**Input data**
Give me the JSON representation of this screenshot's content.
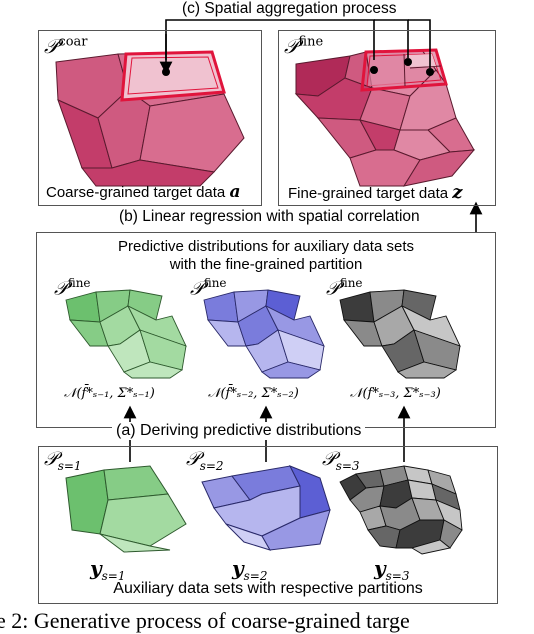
{
  "top": {
    "process_c": "(c) Spatial aggregation process",
    "coarse": {
      "symbol": "𝒫",
      "sup": "coar",
      "caption": "Coarse-grained target data",
      "var": "a"
    },
    "fine": {
      "symbol": "𝒫",
      "sup": "fine",
      "caption": "Fine-grained target data",
      "var": "z"
    }
  },
  "middle": {
    "process_b": "(b) Linear regression with spatial correlation",
    "title_line1": "Predictive distributions for auxiliary data sets",
    "title_line2": "with the fine-grained partition",
    "panels": [
      {
        "symbol": "𝒫",
        "sup": "fine",
        "formula": "𝒩(f̄*ₛ₋₁, Σ*ₛ₋₁)"
      },
      {
        "symbol": "𝒫",
        "sup": "fine",
        "formula": "𝒩(f̄*ₛ₋₂, Σ*ₛ₋₂)"
      },
      {
        "symbol": "𝒫",
        "sup": "fine",
        "formula": "𝒩(f*ₛ₋₃, Σ*ₛ₋₃)"
      }
    ]
  },
  "bottom": {
    "process_a": "(a) Deriving predictive distributions",
    "panels": [
      {
        "symbol": "𝒫",
        "sub": "s=1",
        "var": "y",
        "var_sub": "s=1"
      },
      {
        "symbol": "𝒫",
        "sub": "s=2",
        "var": "y",
        "var_sub": "s=2"
      },
      {
        "symbol": "𝒫",
        "sub": "s=3",
        "var": "y",
        "var_sub": "s=3"
      }
    ],
    "caption": "Auxiliary data sets with respective partitions"
  },
  "figure_caption": "e 2: Generative process of coarse-grained targe",
  "colors": {
    "pink": [
      "#c33d6a",
      "#cf5a80",
      "#d86d8f",
      "#e088a4",
      "#e6a0b6",
      "#f0c2d0"
    ],
    "green": [
      "#6cc06e",
      "#86cc86",
      "#a3daa1",
      "#bfe6bd"
    ],
    "blue": [
      "#5c5fd4",
      "#7a7cdc",
      "#9898e4",
      "#b6b6ee",
      "#cfcff5"
    ],
    "gray": [
      "#3c3c3c",
      "#666666",
      "#8a8a8a",
      "#a8a8a8",
      "#c6c6c6"
    ],
    "highlight": "#e0143c"
  }
}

**The problem**
Make a word-for-word copy of the entries, without any pictures.

**Written solution**
Give me the JSON representation of this screenshot's content.
{
  "top": {
    "process_c": "(c) Spatial aggregation process",
    "coarse": {
      "symbol": "𝒫",
      "sup": "coar",
      "caption": "Coarse-grained target data",
      "var": "a"
    },
    "fine": {
      "symbol": "𝒫",
      "sup": "fine",
      "caption": "Fine-grained target data",
      "var": "z"
    }
  },
  "middle": {
    "process_b": "(b) Linear regression with spatial correlation",
    "title_line1": "Predictive distributions for auxiliary data sets",
    "title_line2": "with the fine-grained partition",
    "panels": [
      {
        "symbol": "𝒫",
        "sup": "fine",
        "formula": "𝒩(f̄*ₛ₋₁, Σ*ₛ₋₁)"
      },
      {
        "symbol": "𝒫",
        "sup": "fine",
        "formula": "𝒩(f̄*ₛ₋₂, Σ*ₛ₋₂)"
      },
      {
        "symbol": "𝒫",
        "sup": "fine",
        "formula": "𝒩(f*ₛ₋₃, Σ*ₛ₋₃)"
      }
    ]
  },
  "bottom": {
    "process_a": "(a) Deriving predictive distributions",
    "panels": [
      {
        "symbol": "𝒫",
        "sub": "s=1",
        "var": "y",
        "var_sub": "s=1"
      },
      {
        "symbol": "𝒫",
        "sub": "s=2",
        "var": "y",
        "var_sub": "s=2"
      },
      {
        "symbol": "𝒫",
        "sub": "s=3",
        "var": "y",
        "var_sub": "s=3"
      }
    ],
    "caption": "Auxiliary data sets with respective partitions"
  },
  "figure_caption": "e 2: Generative process of coarse-grained targe",
  "colors": {
    "pink": [
      "#c33d6a",
      "#cf5a80",
      "#d86d8f",
      "#e088a4",
      "#e6a0b6",
      "#f0c2d0"
    ],
    "green": [
      "#6cc06e",
      "#86cc86",
      "#a3daa1",
      "#bfe6bd"
    ],
    "blue": [
      "#5c5fd4",
      "#7a7cdc",
      "#9898e4",
      "#b6b6ee",
      "#cfcff5"
    ],
    "gray": [
      "#3c3c3c",
      "#666666",
      "#8a8a8a",
      "#a8a8a8",
      "#c6c6c6"
    ],
    "highlight": "#e0143c"
  }
}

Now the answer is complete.